**Exercise goal:** Find the lines holding the string "name" in the data, then copy all of them.

**Data for the task:**
↓↓↓
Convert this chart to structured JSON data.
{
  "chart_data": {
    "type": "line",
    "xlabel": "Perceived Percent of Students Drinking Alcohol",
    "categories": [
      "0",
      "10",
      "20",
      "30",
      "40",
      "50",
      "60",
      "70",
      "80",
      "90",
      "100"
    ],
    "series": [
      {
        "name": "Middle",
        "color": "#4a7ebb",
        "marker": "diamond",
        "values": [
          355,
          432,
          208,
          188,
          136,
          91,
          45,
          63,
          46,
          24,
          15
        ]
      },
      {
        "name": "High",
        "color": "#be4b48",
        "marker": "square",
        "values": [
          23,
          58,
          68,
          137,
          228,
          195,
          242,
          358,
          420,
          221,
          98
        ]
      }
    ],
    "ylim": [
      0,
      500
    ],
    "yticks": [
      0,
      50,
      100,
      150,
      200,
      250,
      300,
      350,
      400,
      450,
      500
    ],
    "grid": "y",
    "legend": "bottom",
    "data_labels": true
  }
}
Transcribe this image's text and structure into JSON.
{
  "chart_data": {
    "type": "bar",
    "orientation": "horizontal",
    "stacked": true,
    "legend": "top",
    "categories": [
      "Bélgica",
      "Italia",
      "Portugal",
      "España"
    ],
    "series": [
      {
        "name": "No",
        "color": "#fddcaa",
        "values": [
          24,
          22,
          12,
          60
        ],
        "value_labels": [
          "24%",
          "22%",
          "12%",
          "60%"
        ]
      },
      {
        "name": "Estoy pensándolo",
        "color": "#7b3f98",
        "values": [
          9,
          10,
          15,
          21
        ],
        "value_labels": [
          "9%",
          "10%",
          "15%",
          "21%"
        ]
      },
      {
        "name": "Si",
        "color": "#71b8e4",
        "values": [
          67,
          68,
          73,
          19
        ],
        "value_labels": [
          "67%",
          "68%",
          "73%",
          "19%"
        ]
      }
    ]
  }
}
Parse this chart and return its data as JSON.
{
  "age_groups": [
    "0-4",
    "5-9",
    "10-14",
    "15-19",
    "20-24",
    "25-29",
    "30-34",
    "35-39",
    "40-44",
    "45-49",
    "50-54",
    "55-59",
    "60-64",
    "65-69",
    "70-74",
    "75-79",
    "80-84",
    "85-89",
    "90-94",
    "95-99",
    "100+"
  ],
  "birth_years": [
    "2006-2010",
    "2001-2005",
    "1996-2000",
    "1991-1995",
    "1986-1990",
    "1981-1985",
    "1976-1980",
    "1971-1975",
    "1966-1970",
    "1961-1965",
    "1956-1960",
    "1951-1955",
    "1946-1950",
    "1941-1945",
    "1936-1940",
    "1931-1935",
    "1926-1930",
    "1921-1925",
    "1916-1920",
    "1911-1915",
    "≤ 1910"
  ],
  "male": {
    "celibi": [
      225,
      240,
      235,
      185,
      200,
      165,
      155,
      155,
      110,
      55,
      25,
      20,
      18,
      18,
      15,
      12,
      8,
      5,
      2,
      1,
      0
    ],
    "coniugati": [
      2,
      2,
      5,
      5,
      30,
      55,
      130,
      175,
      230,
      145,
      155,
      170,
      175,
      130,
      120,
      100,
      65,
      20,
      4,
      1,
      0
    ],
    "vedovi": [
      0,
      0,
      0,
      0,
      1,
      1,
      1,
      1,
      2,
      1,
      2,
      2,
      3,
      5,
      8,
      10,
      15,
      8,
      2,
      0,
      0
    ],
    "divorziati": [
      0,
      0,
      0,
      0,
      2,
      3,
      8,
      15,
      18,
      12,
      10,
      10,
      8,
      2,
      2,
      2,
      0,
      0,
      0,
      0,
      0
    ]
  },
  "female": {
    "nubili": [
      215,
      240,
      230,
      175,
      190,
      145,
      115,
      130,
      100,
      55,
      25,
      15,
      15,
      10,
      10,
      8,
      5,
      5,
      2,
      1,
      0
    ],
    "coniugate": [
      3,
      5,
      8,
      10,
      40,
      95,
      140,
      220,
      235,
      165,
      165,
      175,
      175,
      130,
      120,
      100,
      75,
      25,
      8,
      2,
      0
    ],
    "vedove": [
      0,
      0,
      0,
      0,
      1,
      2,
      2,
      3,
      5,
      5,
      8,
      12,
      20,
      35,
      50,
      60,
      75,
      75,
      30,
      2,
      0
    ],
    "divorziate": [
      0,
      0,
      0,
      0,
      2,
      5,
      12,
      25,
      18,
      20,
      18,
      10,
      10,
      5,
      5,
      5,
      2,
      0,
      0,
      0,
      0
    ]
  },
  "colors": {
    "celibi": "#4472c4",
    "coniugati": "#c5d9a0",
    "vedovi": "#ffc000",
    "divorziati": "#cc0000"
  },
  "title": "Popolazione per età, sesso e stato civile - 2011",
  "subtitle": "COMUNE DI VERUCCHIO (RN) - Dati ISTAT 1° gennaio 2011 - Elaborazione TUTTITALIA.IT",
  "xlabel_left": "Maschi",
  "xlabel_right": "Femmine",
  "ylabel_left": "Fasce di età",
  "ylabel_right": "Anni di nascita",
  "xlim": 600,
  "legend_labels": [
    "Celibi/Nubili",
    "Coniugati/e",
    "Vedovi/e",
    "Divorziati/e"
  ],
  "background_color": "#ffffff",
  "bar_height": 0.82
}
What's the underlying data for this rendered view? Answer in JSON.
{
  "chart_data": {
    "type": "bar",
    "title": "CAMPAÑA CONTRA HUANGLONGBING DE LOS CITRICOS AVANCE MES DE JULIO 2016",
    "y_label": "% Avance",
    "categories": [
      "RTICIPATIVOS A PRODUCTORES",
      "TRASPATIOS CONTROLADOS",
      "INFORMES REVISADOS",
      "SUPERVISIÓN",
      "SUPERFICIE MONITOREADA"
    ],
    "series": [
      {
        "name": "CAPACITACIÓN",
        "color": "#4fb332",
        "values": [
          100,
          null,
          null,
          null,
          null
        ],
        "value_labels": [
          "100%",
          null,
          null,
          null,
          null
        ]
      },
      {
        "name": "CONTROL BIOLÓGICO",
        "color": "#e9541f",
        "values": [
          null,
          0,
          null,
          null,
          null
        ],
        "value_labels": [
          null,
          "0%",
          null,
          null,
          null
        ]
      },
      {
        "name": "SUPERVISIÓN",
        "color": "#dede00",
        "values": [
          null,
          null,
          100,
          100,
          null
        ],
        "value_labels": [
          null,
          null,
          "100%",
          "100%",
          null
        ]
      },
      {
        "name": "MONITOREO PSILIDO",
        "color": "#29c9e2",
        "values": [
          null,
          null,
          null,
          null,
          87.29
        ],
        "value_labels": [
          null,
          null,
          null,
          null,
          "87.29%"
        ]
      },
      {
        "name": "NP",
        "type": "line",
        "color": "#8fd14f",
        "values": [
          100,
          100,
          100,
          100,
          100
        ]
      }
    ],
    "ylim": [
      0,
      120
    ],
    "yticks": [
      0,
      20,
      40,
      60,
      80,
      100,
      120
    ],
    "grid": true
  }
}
↑↑↑
**Solution to this exercise:**
        "name": "Middle",
        "name": "High",
        "name": "No",
        "name": "Estoy pensándolo",
        "name": "Si",
        "name": "CAPACITACIÓN",
        "name": "CONTROL BIOLÓGICO",
        "name": "SUPERVISIÓN",
        "name": "MONITOREO PSILIDO",
        "name": "NP",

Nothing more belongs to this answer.